What is an American? A lot for kids to ponder...
Yesterday, I started a whole new semester with a new group of students in my dual credit course, Survey of American Literature. I always wonder whether they'll find any value in what we are reading, or if they'll come with the preconceived idea that it's all just stuff they have to get through in order to earn credit to graduate.
For some, that's likely true, no matter what I --we-- do. But since I've been at this teaching thing for a while now (year 36), I try to weigh the curriculum against that assumed push-back, and see if I can bridge the gap quickly enough so that they will trust me and go along this literary journey more willingly.
The first personal narrative I assign is a doozy: I ask them to take a week and work on an answer to the question, "What is an American?"
That throws them. Some default to "born here" or "loves the country"-- but others wander into some early stages of introspection. Those are the ones I know I can depend on to follow me through the literature and history, to make some personal connections. It's the hard-boiled "patriots" that I have a harder time with, and with the superimposed cloud of "don't say that/ don't discuss that" which hangs over our heads, it's harder to tackle prickly topics in any meaningful way. The whole point, as I see it, of studying American Lit is to see where we've been-- the good, the well-intentioned, the nativist, the misguided-- that's the more accurate definition of "melting pot," at least in my mind.
My friend Baron Wormser is writing a series of deeply thoughtful essays that he is publishing in a substack, and yesterday's offering, titled "Democracy," offered me a really good way in. Talk about good timing! In one section of his essay, Baron brings up the point that the blessing and the curse, if you will, of democracy is that everyone gets a say. We'd like to think that the racist, bigoted, ill-intentioned, toxic people's views were not valid, but that isn't how it works. This is where education needs to move things along, but unfortunately, education and educators are being shoved into a neat little white-washed box. It is both sad and sobering to think that it's not too far-fetched to assume that the flat-earthers and those who believe in Jewish space lasers can actually swing a vote that would establish a law that we all must abide by.

════════════════

> **Problems to solve**
a) In the post about teaching American literature, what is the title of the essay by Baron Wormser that the writer mentions?
b) Write a continuation of the post about teaching American literature, starting right after its final sentence.
The items that come after this text have no connection to it.

════════════════

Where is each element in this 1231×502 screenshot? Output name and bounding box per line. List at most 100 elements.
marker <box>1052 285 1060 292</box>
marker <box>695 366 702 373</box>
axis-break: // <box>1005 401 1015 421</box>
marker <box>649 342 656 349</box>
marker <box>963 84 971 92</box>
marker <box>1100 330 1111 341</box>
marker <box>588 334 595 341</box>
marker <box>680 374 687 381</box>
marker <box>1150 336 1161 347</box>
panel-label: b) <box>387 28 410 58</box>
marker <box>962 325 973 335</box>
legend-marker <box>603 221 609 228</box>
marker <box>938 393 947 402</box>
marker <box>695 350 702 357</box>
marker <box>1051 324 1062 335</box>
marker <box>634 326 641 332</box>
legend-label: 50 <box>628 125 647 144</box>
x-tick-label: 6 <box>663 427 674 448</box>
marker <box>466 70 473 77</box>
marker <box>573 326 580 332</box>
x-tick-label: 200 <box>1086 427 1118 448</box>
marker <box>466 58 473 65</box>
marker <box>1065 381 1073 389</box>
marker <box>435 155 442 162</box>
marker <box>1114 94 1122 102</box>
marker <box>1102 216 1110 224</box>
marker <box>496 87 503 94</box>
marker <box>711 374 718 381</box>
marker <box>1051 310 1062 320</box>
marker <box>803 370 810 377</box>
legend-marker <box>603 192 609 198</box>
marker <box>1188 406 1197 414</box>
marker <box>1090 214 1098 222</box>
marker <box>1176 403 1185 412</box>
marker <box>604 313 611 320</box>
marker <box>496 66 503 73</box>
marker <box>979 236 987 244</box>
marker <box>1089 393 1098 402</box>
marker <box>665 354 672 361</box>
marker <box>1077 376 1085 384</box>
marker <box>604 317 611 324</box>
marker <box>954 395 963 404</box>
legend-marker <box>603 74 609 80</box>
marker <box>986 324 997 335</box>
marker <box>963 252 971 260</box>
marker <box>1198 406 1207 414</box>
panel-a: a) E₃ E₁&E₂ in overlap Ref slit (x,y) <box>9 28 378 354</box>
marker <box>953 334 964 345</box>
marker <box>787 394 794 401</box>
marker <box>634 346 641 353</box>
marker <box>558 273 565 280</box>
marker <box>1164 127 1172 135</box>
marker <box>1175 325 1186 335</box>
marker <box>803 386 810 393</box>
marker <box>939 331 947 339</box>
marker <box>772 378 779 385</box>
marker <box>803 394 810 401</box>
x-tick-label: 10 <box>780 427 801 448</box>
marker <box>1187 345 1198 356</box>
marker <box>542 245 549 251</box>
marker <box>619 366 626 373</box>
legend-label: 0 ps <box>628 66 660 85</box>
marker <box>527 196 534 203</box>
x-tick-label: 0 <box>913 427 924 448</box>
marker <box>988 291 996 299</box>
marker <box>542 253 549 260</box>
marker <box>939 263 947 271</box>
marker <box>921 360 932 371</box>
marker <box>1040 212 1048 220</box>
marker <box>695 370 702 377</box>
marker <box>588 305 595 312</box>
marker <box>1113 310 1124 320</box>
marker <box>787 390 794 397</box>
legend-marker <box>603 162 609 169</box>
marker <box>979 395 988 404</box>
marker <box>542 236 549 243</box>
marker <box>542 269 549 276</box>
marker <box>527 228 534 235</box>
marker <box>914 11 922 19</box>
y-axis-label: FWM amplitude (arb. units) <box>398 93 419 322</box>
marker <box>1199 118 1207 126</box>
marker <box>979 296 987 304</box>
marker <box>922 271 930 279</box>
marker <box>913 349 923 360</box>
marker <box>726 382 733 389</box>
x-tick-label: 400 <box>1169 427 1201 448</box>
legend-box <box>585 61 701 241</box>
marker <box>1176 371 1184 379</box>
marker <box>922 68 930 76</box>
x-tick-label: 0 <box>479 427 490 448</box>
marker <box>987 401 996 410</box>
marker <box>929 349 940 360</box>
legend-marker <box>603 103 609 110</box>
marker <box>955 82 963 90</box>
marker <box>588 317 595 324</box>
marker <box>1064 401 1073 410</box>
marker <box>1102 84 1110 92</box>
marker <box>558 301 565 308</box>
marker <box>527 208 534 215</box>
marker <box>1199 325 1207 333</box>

════════════════

> **Answers by item number**
a) The essay is titled "Democracy."

b)
So, I had my merry little band of students read Baron's personal narrative essay, and we stopped and talked about it, paragraph by paragraph, unpacking and making connections along the way. It was not easy reading for some of them; Baron is an erudite and complex thinker and writer, and these are just kids. But it was useful, I think, and maybe this weekend I'll be reading essays that are not fixed in place with the predictable "born here" answer.
To be honest, I don't know that I have a solid answer to my own prompt. I think I'd start it off with something like this:
An American is a person who keeps trying. The odds are not often in their favor, but the push to succeed, to test ideas, and to expand their thinking propels them into a future for which they are often ill-suited, but there we are. It's the "we"' that makes an American, in the best sense. And we need to learn how to be 'we' in a more productive and proactive way.